● TASK STATEMENT:
Render each line of the rows below as a Markdown table with two columns, "No." for the line number and "Line" for its text. Skip blank lines and leave out the pictures.

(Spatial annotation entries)
┌──

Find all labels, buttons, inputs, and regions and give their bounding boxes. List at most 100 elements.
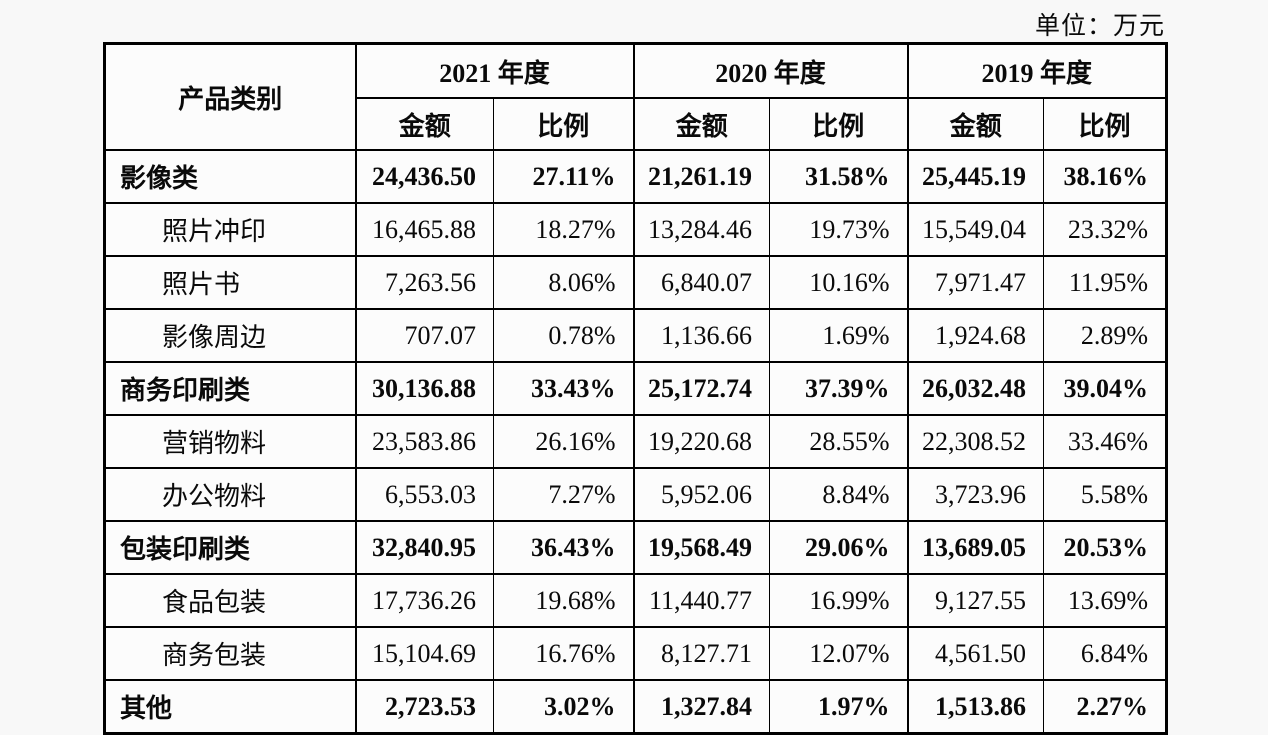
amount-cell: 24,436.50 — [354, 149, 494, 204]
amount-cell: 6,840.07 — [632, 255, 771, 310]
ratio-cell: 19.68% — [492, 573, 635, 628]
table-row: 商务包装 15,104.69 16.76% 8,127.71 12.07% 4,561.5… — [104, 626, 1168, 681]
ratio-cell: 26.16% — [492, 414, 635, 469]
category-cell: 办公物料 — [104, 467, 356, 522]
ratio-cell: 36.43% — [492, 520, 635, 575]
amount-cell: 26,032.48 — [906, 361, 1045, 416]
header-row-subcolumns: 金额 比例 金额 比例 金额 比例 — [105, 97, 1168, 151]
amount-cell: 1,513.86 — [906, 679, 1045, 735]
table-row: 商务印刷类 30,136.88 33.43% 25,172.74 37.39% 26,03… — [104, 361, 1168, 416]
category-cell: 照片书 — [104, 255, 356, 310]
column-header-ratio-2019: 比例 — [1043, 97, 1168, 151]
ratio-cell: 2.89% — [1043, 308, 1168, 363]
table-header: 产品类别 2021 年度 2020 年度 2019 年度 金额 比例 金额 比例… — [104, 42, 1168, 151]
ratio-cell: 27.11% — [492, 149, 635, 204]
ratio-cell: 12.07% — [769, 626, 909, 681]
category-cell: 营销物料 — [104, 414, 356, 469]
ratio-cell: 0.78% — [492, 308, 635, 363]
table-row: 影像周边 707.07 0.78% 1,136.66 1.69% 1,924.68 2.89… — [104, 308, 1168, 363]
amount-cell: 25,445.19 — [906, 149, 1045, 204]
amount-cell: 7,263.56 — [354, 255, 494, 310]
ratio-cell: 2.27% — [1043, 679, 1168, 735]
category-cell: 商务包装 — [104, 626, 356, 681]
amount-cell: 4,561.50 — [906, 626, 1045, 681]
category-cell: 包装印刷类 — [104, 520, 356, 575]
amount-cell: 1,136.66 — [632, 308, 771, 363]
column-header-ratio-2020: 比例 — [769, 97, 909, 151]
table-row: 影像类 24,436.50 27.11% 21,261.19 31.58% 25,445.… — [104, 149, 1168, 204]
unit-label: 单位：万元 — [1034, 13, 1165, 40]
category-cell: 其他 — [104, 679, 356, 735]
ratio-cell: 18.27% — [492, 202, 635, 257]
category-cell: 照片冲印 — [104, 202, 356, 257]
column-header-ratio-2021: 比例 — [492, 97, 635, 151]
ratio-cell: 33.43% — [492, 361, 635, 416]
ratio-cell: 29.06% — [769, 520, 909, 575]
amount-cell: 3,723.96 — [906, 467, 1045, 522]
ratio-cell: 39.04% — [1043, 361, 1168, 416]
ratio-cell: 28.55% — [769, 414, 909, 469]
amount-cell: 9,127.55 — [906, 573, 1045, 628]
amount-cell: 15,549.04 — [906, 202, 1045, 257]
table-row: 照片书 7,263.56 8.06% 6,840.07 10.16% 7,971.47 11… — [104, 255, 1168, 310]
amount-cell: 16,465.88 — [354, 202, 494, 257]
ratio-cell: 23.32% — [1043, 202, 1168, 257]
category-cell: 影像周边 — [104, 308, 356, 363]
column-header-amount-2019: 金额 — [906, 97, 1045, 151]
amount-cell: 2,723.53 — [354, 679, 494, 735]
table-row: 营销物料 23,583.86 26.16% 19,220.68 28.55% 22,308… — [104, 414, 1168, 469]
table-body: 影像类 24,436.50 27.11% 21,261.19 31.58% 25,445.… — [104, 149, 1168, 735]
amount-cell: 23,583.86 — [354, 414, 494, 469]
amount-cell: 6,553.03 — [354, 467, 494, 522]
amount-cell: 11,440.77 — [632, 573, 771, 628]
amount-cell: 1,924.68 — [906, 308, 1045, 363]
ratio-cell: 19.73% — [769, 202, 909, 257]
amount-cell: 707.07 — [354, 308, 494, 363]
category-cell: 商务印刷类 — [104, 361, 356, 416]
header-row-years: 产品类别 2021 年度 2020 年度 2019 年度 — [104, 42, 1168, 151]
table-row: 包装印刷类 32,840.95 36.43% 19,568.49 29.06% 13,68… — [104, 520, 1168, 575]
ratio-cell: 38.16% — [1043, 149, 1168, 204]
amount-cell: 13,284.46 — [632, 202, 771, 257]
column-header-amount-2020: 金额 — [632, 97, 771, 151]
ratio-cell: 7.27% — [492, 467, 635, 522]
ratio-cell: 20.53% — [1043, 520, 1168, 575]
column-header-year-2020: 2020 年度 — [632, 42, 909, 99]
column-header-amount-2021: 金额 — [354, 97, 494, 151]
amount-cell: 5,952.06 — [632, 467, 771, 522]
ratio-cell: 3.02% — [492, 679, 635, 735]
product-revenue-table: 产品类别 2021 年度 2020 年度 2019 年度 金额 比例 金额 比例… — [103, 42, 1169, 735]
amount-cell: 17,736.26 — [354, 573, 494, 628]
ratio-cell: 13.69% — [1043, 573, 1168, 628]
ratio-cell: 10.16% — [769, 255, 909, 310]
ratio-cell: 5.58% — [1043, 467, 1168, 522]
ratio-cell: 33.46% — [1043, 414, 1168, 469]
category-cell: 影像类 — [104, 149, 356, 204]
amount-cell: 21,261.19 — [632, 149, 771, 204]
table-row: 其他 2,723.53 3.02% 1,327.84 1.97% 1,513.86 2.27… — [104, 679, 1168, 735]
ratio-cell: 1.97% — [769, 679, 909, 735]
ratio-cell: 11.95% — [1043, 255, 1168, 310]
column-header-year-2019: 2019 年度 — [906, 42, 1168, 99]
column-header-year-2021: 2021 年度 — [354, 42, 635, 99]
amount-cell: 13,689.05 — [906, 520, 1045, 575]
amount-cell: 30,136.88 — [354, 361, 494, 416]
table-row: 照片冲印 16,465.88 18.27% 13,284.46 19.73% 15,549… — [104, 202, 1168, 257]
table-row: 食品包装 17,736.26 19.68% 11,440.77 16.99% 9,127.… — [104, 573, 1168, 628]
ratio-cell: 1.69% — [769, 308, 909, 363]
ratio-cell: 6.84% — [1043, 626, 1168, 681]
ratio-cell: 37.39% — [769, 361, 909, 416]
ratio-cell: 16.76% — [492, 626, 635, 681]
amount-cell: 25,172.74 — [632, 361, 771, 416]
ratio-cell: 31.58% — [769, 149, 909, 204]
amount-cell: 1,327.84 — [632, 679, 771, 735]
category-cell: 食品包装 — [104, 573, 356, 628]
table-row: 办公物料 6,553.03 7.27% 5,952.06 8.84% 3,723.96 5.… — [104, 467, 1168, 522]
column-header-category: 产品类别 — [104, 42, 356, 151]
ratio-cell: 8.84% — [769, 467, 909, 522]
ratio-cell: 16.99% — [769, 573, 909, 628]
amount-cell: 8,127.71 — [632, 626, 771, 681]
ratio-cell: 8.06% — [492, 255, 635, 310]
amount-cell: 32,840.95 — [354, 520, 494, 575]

└──

● SOLUTION TO THE PROBLEM:
| No. | Line |
|---|---|
| 1 | Find all labels, buttons, inputs, and regions and give their bounding boxes. List at most 100 elements. |
| 2 | amount-cell: 24,436.50 — [354, 149, 494, 204] |
| 3 | amount-cell: 6,840.07 — [632, 255, 771, 310] |
| 4 | ratio-cell: 19.68% — [492, 573, 635, 628] |
| 5 | table-row: 商务包装 15,104.69 16.76% 8,127.71 12.07% 4,561.5… — [104, 626, 1168, 681] |
| 6 | ratio-cell: 26.16% — [492, 414, 635, 469] |
| 7 | category-cell: 办公物料 — [104, 467, 356, 522] |
| 8 | ratio-cell: 36.43% — [492, 520, 635, 575] |
| 9 | amount-cell: 26,032.48 — [906, 361, 1045, 416] |
| 10 | header-row-subcolumns: 金额 比例 金额 比例 金额 比例 — [105, 97, 1168, 151] |
| 11 | amount-cell: 1,513.86 — [906, 679, 1045, 735] |
| 12 | table-row: 商务印刷类 30,136.88 33.43% 25,172.74 37.39% 26,03… — [104, 361, 1168, 416] |
| 13 | category-cell: 照片书 — [104, 255, 356, 310] |
| 14 | column-header-ratio-2019: 比例 — [1043, 97, 1168, 151] |
| 15 | ratio-cell: 2.89% — [1043, 308, 1168, 363] |
| 16 | table-header: 产品类别 2021 年度 2020 年度 2019 年度 金额 比例 金额 比例… — [104, 42, 1168, 151] |
| 17 | ratio-cell: 27.11% — [492, 149, 635, 204] |
| 18 | ratio-cell: 12.07% — [769, 626, 909, 681] |
| 19 | category-cell: 营销物料 — [104, 414, 356, 469] |
| 20 | ratio-cell: 0.78% — [492, 308, 635, 363] |
| 21 | table-row: 影像周边 707.07 0.78% 1,136.66 1.69% 1,924.68 2.89… — [104, 308, 1168, 363] |
| 22 | amount-cell: 25,445.19 — [906, 149, 1045, 204] |
| 23 | amount-cell: 7,263.56 — [354, 255, 494, 310] |
| 24 | ratio-cell: 2.27% — [1043, 679, 1168, 735] |
| 25 | category-cell: 商务包装 — [104, 626, 356, 681] |
| 26 | amount-cell: 4,561.50 — [906, 626, 1045, 681] |
| 27 | category-cell: 包装印刷类 — [104, 520, 356, 575] |
| 28 | amount-cell: 1,136.66 — [632, 308, 771, 363] |
| 29 | column-header-ratio-2020: 比例 — [769, 97, 909, 151] |
| 30 | table-row: 影像类 24,436.50 27.11% 21,261.19 31.58% 25,445.… — [104, 149, 1168, 204] |
| 31 | unit-label: 单位：万元 — [1034, 13, 1165, 40] |
| 32 | category-cell: 其他 — [104, 679, 356, 735] |
| 33 | ratio-cell: 18.27% — [492, 202, 635, 257] |
| 34 | category-cell: 照片冲印 — [104, 202, 356, 257] |
| 35 | column-header-ratio-2021: 比例 — [492, 97, 635, 151] |
| 36 | ratio-cell: 33.43% — [492, 361, 635, 416] |
| 37 | ratio-cell: 29.06% — [769, 520, 909, 575] |
| 38 | amount-cell: 3,723.96 — [906, 467, 1045, 522] |
| 39 | ratio-cell: 39.04% — [1043, 361, 1168, 416] |
| 40 | ratio-cell: 28.55% — [769, 414, 909, 469] |
| 41 | amount-cell: 9,127.55 — [906, 573, 1045, 628] |
| 42 | amount-cell: 15,549.04 — [906, 202, 1045, 257] |
| 43 | table-row: 照片书 7,263.56 8.06% 6,840.07 10.16% 7,971.47 11… — [104, 255, 1168, 310] |
| 44 | amount-cell: 16,465.88 — [354, 202, 494, 257] |
| 45 | ratio-cell: 23.32% — [1043, 202, 1168, 257] |
| 46 | category-cell: 影像周边 — [104, 308, 356, 363] |
| 47 | column-header-amount-2019: 金额 — [906, 97, 1045, 151] |
| 48 | amount-cell: 2,723.53 — [354, 679, 494, 735] |
| 49 | table-row: 营销物料 23,583.86 26.16% 19,220.68 28.55% 22,308… — [104, 414, 1168, 469] |
| 50 | table-body: 影像类 24,436.50 27.11% 21,261.19 31.58% 25,445.… — [104, 149, 1168, 735] |
| 51 | amount-cell: 23,583.86 — [354, 414, 494, 469] |
| 52 | amount-cell: 6,553.03 — [354, 467, 494, 522] |
| 53 | amount-cell: 11,440.77 — [632, 573, 771, 628] |
| 54 | amount-cell: 1,924.68 — [906, 308, 1045, 363] |
| 55 | ratio-cell: 19.73% — [769, 202, 909, 257] |
| 56 | amount-cell: 707.07 — [354, 308, 494, 363] |
| 57 | category-cell: 商务印刷类 — [104, 361, 356, 416] |
| 58 | header-row-years: 产品类别 2021 年度 2020 年度 2019 年度 — [104, 42, 1168, 151] |
| 59 | table-row: 包装印刷类 32,840.95 36.43% 19,568.49 29.06% 13,68… — [104, 520, 1168, 575] |
| 60 | ratio-cell: 38.16% — [1043, 149, 1168, 204] |
| 61 | amount-cell: 13,284.46 — [632, 202, 771, 257] |
| 62 | column-header-amount-2020: 金额 — [632, 97, 771, 151] |
| 63 | ratio-cell: 7.27% — [492, 467, 635, 522] |
| 64 | ratio-cell: 20.53% — [1043, 520, 1168, 575] |
| 65 | column-header-year-2020: 2020 年度 — [632, 42, 909, 99] |
| 66 | column-header-amount-2021: 金额 — [354, 97, 494, 151] |
| 67 | amount-cell: 5,952.06 — [632, 467, 771, 522] |
| 68 | ratio-cell: 3.02% — [492, 679, 635, 735] |
| 69 | product-revenue-table: 产品类别 2021 年度 2020 年度 2019 年度 金额 比例 金额 比例… — [103, 42, 1169, 735] |
| 70 | amount-cell: 17,736.26 — [354, 573, 494, 628] |
| 71 | ratio-cell: 13.69% — [1043, 573, 1168, 628] |
| 72 | ratio-cell: 10.16% — [769, 255, 909, 310] |
| 73 | ratio-cell: 5.58% — [1043, 467, 1168, 522] |
| 74 | ratio-cell: 33.46% — [1043, 414, 1168, 469] |
| 75 | category-cell: 影像类 — [104, 149, 356, 204] |
| 76 | amount-cell: 21,261.19 — [632, 149, 771, 204] |
| 77 | table-row: 其他 2,723.53 3.02% 1,327.84 1.97% 1,513.86 2.27… — [104, 679, 1168, 735] |
| 78 | ratio-cell: 1.97% — [769, 679, 909, 735] |
| 79 | ratio-cell: 11.95% — [1043, 255, 1168, 310] |
| 80 | column-header-year-2019: 2019 年度 — [906, 42, 1168, 99] |
| 81 | column-header-year-2021: 2021 年度 — [354, 42, 635, 99] |
| 82 | amount-cell: 13,689.05 — [906, 520, 1045, 575] |
| 83 | amount-cell: 30,136.88 — [354, 361, 494, 416] |
| 84 | table-row: 照片冲印 16,465.88 18.27% 13,284.46 19.73% 15,549… — [104, 202, 1168, 257] |
| 85 | table-row: 食品包装 17,736.26 19.68% 11,440.77 16.99% 9,127.… — [104, 573, 1168, 628] |
| 86 | ratio-cell: 1.69% — [769, 308, 909, 363] |
| 87 | ratio-cell: 6.84% — [1043, 626, 1168, 681] |
| 88 | ratio-cell: 37.39% — [769, 361, 909, 416] |
| 89 | ratio-cell: 16.76% — [492, 626, 635, 681] |
| 90 | amount-cell: 25,172.74 — [632, 361, 771, 416] |
| 91 | ratio-cell: 31.58% — [769, 149, 909, 204] |
| 92 | amount-cell: 1,327.84 — [632, 679, 771, 735] |
| 93 | category-cell: 食品包装 — [104, 573, 356, 628] |
| 94 | table-row: 办公物料 6,553.03 7.27% 5,952.06 8.84% 3,723.96 5.… — [104, 467, 1168, 522] |
| 95 | column-header-category: 产品类别 — [104, 42, 356, 151] |
| 96 | ratio-cell: 8.84% — [769, 467, 909, 522] |
| 97 | ratio-cell: 16.99% — [769, 573, 909, 628] |
| 98 | amount-cell: 8,127.71 — [632, 626, 771, 681] |
| 99 | ratio-cell: 8.06% — [492, 255, 635, 310] |
| 100 | amount-cell: 32,840.95 — [354, 520, 494, 575] |